* Set task *
You are to retype all of the data exactly as it appears.

Dataset entries
========================

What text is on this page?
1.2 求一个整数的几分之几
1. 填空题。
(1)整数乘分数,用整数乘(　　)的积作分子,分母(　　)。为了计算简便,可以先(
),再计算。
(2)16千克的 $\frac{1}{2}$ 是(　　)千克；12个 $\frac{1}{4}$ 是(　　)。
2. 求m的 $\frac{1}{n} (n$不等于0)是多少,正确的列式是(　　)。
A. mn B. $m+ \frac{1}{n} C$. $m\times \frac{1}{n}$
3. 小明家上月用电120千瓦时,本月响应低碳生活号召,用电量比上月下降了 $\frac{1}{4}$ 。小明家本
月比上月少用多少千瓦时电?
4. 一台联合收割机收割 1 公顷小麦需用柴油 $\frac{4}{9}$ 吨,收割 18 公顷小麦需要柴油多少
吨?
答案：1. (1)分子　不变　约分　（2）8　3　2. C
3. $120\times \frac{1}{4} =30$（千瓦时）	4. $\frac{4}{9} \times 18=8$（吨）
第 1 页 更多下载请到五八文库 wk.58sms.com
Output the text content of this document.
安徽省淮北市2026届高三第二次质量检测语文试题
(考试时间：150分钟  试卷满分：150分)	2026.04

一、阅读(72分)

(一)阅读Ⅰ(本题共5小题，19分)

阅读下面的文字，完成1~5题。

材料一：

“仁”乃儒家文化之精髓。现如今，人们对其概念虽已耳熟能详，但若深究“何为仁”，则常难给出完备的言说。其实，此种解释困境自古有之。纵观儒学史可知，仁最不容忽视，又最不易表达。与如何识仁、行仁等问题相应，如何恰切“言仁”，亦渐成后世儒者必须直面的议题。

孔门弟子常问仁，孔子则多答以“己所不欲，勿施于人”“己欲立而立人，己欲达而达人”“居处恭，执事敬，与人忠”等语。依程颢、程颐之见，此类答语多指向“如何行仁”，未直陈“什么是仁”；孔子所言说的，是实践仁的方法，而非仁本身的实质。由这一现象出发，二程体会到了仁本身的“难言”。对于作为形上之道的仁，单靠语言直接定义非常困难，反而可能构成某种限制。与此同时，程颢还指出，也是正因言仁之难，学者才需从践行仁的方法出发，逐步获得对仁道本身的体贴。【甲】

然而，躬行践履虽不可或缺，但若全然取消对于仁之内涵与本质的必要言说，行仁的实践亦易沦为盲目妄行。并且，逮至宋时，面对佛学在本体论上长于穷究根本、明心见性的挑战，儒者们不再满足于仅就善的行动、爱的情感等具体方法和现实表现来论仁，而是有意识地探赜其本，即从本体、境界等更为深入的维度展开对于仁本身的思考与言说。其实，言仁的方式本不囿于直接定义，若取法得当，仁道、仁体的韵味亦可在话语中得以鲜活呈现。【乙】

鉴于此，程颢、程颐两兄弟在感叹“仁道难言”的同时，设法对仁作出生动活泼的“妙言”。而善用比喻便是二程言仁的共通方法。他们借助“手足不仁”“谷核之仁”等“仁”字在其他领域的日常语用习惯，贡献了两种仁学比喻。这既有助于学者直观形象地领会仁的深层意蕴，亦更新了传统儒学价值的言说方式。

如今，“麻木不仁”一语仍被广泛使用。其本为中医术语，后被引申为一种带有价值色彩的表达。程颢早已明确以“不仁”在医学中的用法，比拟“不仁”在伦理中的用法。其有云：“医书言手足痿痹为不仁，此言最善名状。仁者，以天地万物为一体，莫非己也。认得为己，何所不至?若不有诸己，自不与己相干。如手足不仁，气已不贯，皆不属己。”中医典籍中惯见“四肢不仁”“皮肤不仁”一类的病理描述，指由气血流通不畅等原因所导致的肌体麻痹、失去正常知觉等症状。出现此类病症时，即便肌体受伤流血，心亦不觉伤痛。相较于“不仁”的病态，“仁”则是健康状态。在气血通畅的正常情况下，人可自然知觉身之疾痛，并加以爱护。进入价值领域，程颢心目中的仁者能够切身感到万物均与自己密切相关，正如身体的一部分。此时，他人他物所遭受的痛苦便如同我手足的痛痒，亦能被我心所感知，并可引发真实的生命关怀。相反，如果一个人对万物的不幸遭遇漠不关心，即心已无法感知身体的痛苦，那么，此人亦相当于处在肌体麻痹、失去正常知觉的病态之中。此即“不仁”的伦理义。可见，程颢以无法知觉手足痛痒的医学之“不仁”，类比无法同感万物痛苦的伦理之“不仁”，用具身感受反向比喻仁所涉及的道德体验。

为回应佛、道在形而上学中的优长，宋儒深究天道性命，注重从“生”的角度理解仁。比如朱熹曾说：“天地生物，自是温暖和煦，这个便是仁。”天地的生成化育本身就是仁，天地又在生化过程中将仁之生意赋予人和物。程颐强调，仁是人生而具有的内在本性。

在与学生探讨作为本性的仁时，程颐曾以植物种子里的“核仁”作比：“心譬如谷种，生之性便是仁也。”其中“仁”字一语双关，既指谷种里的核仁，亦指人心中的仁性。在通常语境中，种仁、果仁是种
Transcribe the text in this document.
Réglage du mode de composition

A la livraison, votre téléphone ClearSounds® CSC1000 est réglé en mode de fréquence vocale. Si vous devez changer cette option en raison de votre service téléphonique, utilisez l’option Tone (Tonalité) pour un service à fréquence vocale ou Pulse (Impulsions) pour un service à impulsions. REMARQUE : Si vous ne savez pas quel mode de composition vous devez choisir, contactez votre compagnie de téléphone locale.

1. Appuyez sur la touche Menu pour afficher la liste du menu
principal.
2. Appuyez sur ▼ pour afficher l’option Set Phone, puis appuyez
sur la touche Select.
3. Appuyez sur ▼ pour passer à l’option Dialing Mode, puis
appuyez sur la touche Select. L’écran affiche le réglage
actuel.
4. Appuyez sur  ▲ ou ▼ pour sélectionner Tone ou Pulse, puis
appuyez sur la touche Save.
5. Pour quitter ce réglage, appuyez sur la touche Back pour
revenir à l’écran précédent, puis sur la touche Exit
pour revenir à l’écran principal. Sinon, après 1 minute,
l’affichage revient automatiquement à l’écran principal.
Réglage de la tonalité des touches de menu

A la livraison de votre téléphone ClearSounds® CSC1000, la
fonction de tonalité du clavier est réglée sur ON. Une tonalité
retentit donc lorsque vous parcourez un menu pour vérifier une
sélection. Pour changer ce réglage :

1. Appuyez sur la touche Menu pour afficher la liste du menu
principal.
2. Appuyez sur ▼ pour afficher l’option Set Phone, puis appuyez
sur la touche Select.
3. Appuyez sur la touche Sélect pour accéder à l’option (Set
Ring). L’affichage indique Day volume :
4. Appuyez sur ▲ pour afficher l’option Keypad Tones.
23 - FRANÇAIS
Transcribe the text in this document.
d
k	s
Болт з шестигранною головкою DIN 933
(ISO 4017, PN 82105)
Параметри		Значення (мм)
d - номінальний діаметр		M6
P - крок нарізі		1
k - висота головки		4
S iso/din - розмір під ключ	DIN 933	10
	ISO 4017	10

========================

* Task result *
What text is on this page?
1.2 求一个整数的几分之几
1. 填空题。
(1)整数乘分数,用整数乘(　　)的积作分子,分母(　　)。为了计算简便,可以先(
),再计算。
(2)16千克的 $\frac{1}{2}$ 是(　　)千克；12个 $\frac{1}{4}$ 是(　　)。
2. 求m的 $\frac{1}{n} (n$不等于0)是多少,正确的列式是(　　)。
A. mn B. $m+ \frac{1}{n} C$. $m\times \frac{1}{n}$
3. 小明家上月用电120千瓦时,本月响应低碳生活号召,用电量比上月下降了 $\frac{1}{4}$ 。小明家本
月比上月少用多少千瓦时电?
4. 一台联合收割机收割 1 公顷小麦需用柴油 $\frac{4}{9}$ 吨,收割 18 公顷小麦需要柴油多少
吨?
答案：1. (1)分子　不变　约分　（2）8　3　2. C
3. $120\times \frac{1}{4} =30$（千瓦时）	4. $\frac{4}{9} \times 18=8$（吨）
第 1 页 更多下载请到五八文库 wk.58sms.com
Output the text content of this document.
安徽省淮北市2026届高三第二次质量检测语文试题
(考试时间：150分钟  试卷满分：150分)	2026.04

一、阅读(72分)

(一)阅读Ⅰ(本题共5小题，19分)

阅读下面的文字，完成1~5题。

材料一：

“仁”乃儒家文化之精髓。现如今，人们对其概念虽已耳熟能详，但若深究“何为仁”，则常难给出完备的言说。其实，此种解释困境自古有之。纵观儒学史可知，仁最不容忽视，又最不易表达。与如何识仁、行仁等问题相应，如何恰切“言仁”，亦渐成后世儒者必须直面的议题。

孔门弟子常问仁，孔子则多答以“己所不欲，勿施于人”“己欲立而立人，己欲达而达人”“居处恭，执事敬，与人忠”等语。依程颢、程颐之见，此类答语多指向“如何行仁”，未直陈“什么是仁”；孔子所言说的，是实践仁的方法，而非仁本身的实质。由这一现象出发，二程体会到了仁本身的“难言”。对于作为形上之道的仁，单靠语言直接定义非常困难，反而可能构成某种限制。与此同时，程颢还指出，也是正因言仁之难，学者才需从践行仁的方法出发，逐步获得对仁道本身的体贴。【甲】

然而，躬行践履虽不可或缺，但若全然取消对于仁之内涵与本质的必要言说，行仁的实践亦易沦为盲目妄行。并且，逮至宋时，面对佛学在本体论上长于穷究根本、明心见性的挑战，儒者们不再满足于仅就善的行动、爱的情感等具体方法和现实表现来论仁，而是有意识地探赜其本，即从本体、境界等更为深入的维度展开对于仁本身的思考与言说。其实，言仁的方式本不囿于直接定义，若取法得当，仁道、仁体的韵味亦可在话语中得以鲜活呈现。【乙】

鉴于此，程颢、程颐两兄弟在感叹“仁道难言”的同时，设法对仁作出生动活泼的“妙言”。而善用比喻便是二程言仁的共通方法。他们借助“手足不仁”“谷核之仁”等“仁”字在其他领域的日常语用习惯，贡献了两种仁学比喻。这既有助于学者直观形象地领会仁的深层意蕴，亦更新了传统儒学价值的言说方式。

如今，“麻木不仁”一语仍被广泛使用。其本为中医术语，后被引申为一种带有价值色彩的表达。程颢早已明确以“不仁”在医学中的用法，比拟“不仁”在伦理中的用法。其有云：“医书言手足痿痹为不仁，此言最善名状。仁者，以天地万物为一体，莫非己也。认得为己，何所不至?若不有诸己，自不与己相干。如手足不仁，气已不贯，皆不属己。”中医典籍中惯见“四肢不仁”“皮肤不仁”一类的病理描述，指由气血流通不畅等原因所导致的肌体麻痹、失去正常知觉等症状。出现此类病症时，即便肌体受伤流血，心亦不觉伤痛。相较于“不仁”的病态，“仁”则是健康状态。在气血通畅的正常情况下，人可自然知觉身之疾痛，并加以爱护。进入价值领域，程颢心目中的仁者能够切身感到万物均与自己密切相关，正如身体的一部分。此时，他人他物所遭受的痛苦便如同我手足的痛痒，亦能被我心所感知，并可引发真实的生命关怀。相反，如果一个人对万物的不幸遭遇漠不关心，即心已无法感知身体的痛苦，那么，此人亦相当于处在肌体麻痹、失去正常知觉的病态之中。此即“不仁”的伦理义。可见，程颢以无法知觉手足痛痒的医学之“不仁”，类比无法同感万物痛苦的伦理之“不仁”，用具身感受反向比喻仁所涉及的道德体验。

为回应佛、道在形而上学中的优长，宋儒深究天道性命，注重从“生”的角度理解仁。比如朱熹曾说：“天地生物，自是温暖和煦，这个便是仁。”天地的生成化育本身就是仁，天地又在生化过程中将仁之生意赋予人和物。程颐强调，仁是人生而具有的内在本性。

在与学生探讨作为本性的仁时，程颐曾以植物种子里的“核仁”作比：“心譬如谷种，生之性便是仁也。”其中“仁”字一语双关，既指谷种里的核仁，亦指人心中的仁性。在通常语境中，种仁、果仁是种
Transcribe the text in this document.
Réglage du mode de composition

A la livraison, votre téléphone ClearSounds® CSC1000 est réglé en mode de fréquence vocale. Si vous devez changer cette option en raison de votre service téléphonique, utilisez l’option Tone (Tonalité) pour un service à fréquence vocale ou Pulse (Impulsions) pour un service à impulsions. REMARQUE : Si vous ne savez pas quel mode de composition vous devez choisir, contactez votre compagnie de téléphone locale.

1. Appuyez sur la touche Menu pour afficher la liste du menu
principal.
2. Appuyez sur ▼ pour afficher l’option Set Phone, puis appuyez
sur la touche Select.
3. Appuyez sur ▼ pour passer à l’option Dialing Mode, puis
appuyez sur la touche Select. L’écran affiche le réglage
actuel.
4. Appuyez sur  ▲ ou ▼ pour sélectionner Tone ou Pulse, puis
appuyez sur la touche Save.
5. Pour quitter ce réglage, appuyez sur la touche Back pour
revenir à l’écran précédent, puis sur la touche Exit
pour revenir à l’écran principal. Sinon, après 1 minute,
l’affichage revient automatiquement à l’écran principal.
Réglage de la tonalité des touches de menu

A la livraison de votre téléphone ClearSounds® CSC1000, la
fonction de tonalité du clavier est réglée sur ON. Une tonalité
retentit donc lorsque vous parcourez un menu pour vérifier une
sélection. Pour changer ce réglage :

1. Appuyez sur la touche Menu pour afficher la liste du menu
principal.
2. Appuyez sur ▼ pour afficher l’option Set Phone, puis appuyez
sur la touche Select.
3. Appuyez sur la touche Sélect pour accéder à l’option (Set
Ring). L’affichage indique Day volume :
4. Appuyez sur ▲ pour afficher l’option Keypad Tones.
23 - FRANÇAIS
Transcribe the text in this document.
d
k	s
Болт з шестигранною головкою DIN 933
(ISO 4017, PN 82105)
Параметри		Значення (мм)
d - номінальний діаметр		M6
P - крок нарізі		1
k - висота головки		4
S iso/din - розмір під ключ	DIN 933	10
	ISO 4017	10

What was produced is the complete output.